═══ SOURCE MATERIAL ═══
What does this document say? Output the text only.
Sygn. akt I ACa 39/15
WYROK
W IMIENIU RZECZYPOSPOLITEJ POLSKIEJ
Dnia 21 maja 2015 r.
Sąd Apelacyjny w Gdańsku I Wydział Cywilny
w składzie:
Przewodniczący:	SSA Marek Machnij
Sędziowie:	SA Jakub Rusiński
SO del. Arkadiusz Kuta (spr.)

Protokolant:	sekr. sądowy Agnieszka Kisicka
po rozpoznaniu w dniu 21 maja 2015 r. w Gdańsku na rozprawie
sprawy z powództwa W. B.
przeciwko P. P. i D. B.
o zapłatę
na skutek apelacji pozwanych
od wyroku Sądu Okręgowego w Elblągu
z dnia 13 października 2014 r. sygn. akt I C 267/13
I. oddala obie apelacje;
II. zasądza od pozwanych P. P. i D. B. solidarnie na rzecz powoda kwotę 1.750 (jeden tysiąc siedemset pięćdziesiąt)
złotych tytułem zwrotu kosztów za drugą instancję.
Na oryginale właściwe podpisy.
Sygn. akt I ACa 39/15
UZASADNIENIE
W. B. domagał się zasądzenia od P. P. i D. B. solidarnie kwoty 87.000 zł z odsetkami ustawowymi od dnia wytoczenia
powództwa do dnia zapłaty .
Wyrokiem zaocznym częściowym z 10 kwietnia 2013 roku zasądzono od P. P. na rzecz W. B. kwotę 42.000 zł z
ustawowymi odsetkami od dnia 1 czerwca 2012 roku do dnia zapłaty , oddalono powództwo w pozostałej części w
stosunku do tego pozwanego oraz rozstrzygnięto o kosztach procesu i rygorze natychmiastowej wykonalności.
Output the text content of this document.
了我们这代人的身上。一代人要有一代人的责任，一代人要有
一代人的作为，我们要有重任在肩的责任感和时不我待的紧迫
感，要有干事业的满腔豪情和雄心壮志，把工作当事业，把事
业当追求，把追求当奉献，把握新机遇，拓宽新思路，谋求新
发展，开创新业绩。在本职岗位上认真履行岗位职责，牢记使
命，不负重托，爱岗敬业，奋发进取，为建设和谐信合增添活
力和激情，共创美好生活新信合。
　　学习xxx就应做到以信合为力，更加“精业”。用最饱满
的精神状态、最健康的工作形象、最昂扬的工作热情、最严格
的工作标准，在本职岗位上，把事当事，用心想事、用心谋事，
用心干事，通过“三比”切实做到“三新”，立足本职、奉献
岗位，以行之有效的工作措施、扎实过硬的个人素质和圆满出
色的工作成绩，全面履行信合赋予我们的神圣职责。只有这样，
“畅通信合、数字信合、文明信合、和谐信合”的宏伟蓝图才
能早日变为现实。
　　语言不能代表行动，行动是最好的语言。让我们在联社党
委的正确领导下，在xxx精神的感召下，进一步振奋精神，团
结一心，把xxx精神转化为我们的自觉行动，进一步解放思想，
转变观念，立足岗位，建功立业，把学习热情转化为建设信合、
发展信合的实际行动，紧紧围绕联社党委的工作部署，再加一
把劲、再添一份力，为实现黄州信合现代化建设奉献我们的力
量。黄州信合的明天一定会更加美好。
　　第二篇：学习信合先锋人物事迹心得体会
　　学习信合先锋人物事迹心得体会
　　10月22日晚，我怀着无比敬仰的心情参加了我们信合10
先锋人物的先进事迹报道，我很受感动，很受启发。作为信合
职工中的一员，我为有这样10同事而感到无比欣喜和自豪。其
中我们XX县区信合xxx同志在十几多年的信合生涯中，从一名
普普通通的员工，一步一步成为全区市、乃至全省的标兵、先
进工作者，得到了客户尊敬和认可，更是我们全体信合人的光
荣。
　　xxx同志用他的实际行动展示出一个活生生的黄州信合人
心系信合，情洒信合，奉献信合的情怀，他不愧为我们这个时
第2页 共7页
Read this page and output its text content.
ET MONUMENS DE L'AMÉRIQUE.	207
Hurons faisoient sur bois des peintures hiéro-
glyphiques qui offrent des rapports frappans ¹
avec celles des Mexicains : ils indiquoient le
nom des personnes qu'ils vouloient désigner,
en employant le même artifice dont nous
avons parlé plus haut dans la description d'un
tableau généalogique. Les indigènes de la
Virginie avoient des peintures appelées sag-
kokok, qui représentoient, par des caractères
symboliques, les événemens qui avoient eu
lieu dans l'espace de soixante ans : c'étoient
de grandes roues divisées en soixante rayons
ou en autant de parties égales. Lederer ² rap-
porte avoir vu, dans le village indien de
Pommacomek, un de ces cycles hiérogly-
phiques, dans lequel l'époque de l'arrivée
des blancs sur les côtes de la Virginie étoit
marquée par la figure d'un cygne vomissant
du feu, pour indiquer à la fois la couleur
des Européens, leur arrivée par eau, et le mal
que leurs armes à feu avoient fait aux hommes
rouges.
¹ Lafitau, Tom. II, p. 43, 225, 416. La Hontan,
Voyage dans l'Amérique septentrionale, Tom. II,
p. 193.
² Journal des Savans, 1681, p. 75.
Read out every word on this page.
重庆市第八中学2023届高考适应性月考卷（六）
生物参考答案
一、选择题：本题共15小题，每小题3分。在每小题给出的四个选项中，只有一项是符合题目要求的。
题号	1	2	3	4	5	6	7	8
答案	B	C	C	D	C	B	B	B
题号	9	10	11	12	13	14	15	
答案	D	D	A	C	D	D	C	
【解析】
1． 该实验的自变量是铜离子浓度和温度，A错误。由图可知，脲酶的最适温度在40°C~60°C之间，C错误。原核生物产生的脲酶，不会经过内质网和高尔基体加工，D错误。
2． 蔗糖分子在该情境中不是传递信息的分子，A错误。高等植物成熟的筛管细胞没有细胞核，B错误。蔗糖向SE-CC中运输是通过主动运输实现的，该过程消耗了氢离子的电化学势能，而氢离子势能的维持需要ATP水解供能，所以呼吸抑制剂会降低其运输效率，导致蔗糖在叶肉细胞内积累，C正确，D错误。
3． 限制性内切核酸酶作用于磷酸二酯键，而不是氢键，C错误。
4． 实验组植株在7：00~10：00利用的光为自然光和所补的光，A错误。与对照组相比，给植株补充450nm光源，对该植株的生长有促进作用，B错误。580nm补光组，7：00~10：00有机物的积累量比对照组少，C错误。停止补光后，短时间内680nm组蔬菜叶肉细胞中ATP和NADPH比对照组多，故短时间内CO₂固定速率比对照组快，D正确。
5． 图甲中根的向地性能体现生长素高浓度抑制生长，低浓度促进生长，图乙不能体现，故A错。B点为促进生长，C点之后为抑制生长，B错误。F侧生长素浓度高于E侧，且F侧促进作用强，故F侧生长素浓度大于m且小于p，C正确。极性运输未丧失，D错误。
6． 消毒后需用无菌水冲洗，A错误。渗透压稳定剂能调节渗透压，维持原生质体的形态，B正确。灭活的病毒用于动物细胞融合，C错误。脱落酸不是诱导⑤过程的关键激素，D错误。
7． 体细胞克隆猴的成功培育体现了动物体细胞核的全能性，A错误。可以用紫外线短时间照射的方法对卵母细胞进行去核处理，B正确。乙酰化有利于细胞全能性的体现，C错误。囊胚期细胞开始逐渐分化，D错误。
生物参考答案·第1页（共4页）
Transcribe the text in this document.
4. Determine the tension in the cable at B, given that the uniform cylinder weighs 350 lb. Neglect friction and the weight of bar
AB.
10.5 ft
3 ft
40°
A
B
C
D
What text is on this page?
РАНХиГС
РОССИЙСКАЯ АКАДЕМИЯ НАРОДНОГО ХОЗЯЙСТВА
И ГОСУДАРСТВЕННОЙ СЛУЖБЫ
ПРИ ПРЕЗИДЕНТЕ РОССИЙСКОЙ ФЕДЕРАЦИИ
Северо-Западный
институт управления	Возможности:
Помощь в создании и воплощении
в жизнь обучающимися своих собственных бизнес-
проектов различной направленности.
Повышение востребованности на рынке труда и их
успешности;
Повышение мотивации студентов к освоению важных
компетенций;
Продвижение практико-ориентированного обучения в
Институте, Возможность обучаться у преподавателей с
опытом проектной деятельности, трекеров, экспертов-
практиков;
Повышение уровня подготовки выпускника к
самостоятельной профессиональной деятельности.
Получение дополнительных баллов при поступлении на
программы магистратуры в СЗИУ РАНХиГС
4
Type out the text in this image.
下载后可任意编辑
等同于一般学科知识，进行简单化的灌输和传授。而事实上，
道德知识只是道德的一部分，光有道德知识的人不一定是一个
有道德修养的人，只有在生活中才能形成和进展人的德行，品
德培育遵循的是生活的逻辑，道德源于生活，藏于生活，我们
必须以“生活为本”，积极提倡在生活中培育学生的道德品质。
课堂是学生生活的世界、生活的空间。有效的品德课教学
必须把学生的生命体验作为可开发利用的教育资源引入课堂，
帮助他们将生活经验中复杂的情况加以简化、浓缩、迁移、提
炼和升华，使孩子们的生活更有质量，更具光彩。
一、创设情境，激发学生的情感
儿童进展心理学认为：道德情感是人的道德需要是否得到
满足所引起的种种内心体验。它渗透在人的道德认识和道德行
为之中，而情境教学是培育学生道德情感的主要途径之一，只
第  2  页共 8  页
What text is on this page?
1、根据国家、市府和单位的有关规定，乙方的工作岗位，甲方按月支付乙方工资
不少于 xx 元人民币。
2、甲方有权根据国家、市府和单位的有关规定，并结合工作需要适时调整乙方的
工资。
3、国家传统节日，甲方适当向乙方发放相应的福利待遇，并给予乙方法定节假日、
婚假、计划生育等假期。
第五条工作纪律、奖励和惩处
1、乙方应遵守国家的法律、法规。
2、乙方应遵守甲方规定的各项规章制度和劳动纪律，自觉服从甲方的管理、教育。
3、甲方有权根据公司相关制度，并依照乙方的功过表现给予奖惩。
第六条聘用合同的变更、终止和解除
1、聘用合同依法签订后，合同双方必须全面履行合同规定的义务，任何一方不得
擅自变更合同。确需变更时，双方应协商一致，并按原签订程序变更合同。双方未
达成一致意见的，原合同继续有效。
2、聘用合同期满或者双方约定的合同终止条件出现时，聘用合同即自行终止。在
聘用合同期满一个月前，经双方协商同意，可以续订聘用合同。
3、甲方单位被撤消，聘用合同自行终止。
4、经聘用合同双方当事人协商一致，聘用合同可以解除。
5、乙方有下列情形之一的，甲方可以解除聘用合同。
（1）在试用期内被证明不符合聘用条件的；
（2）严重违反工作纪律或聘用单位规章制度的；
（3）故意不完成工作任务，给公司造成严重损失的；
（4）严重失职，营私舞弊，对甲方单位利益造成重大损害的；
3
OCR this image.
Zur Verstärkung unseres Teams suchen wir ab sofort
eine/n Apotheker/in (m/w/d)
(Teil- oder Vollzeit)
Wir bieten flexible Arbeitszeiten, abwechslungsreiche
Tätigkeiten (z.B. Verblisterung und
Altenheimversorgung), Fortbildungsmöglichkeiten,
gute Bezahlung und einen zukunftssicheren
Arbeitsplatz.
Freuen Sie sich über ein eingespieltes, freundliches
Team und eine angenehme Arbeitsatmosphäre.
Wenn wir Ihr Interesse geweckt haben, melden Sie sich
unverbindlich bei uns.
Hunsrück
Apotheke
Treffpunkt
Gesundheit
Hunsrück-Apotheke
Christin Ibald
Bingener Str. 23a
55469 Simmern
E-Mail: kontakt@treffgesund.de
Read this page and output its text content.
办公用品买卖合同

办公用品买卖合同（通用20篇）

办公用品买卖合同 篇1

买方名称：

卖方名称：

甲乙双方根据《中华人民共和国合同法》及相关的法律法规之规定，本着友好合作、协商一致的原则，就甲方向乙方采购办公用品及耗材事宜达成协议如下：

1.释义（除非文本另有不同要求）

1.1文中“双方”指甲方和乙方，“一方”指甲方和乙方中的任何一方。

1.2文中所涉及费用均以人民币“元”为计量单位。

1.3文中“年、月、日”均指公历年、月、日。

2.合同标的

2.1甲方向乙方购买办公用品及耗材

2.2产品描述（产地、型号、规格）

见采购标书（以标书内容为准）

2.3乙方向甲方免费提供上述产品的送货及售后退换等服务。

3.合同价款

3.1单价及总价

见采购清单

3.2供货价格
═══
Copy all lines in the listing above where the string "РАНХиГС" appears.

--- RESPONSE TO THIS EXERCISE ---
РАНХиГС
программы магистратуры в СЗИУ РАНХиГС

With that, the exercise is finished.